■ **Objective**
Set down each line of the data below exactly as it stands, dropping the pictures.
## Start Given data
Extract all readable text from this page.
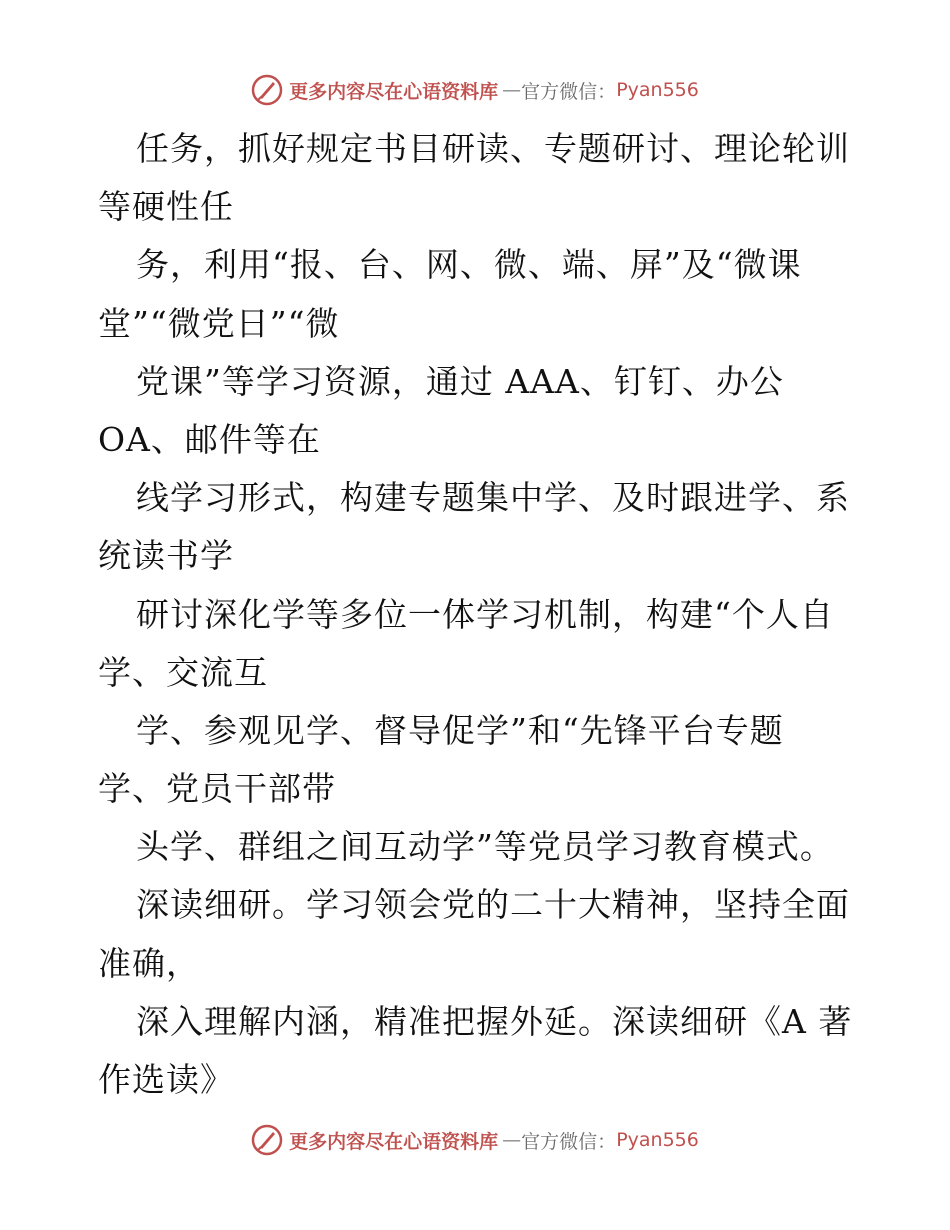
更多内容尽在心语资料库 — 官方微信： Pyan556
任务，抓好规定书目研读、专题研讨、理论轮训
等硬性任
务，利用“报、台、网、微、端、屏”及“微课
堂”“微党日”“微
党课”等学习资源，通过 AAA、钉钉、办公
OA、邮件等在
线学习形式，构建专题集中学、及时跟进学、系
统读书学
研讨深化学等多位一体学习机制，构建“个人自
学、交流互
学、参观见学、督导促学”和“先锋平台专题
学、党员干部带
头学、群组之间互动学”等党员学习教育模式。
深读细研。学习领会党的二十大精神，坚持全面
准确，
深入理解内涵，精准把握外延。深读细研《A 著
作选读》
更多内容尽在心语资料库 — 官方微信： Pyan556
## End Given data
■ **Output below**
Extract all readable text from this page.
更多内容尽在心语资料库 — 官方微信： Pyan556
任务，抓好规定书目研读、专题研讨、理论轮训
等硬性任
务，利用“报、台、网、微、端、屏”及“微课
堂”“微党日”“微
党课”等学习资源，通过 AAA、钉钉、办公
OA、邮件等在
线学习形式，构建专题集中学、及时跟进学、系
统读书学
研讨深化学等多位一体学习机制，构建“个人自
学、交流互
学、参观见学、督导促学”和“先锋平台专题
学、党员干部带
头学、群组之间互动学”等党员学习教育模式。
深读细研。学习领会党的二十大精神，坚持全面
准确，
深入理解内涵，精准把握外延。深读细研《A 著
作选读》
更多内容尽在心语资料库 — 官方微信： Pyan556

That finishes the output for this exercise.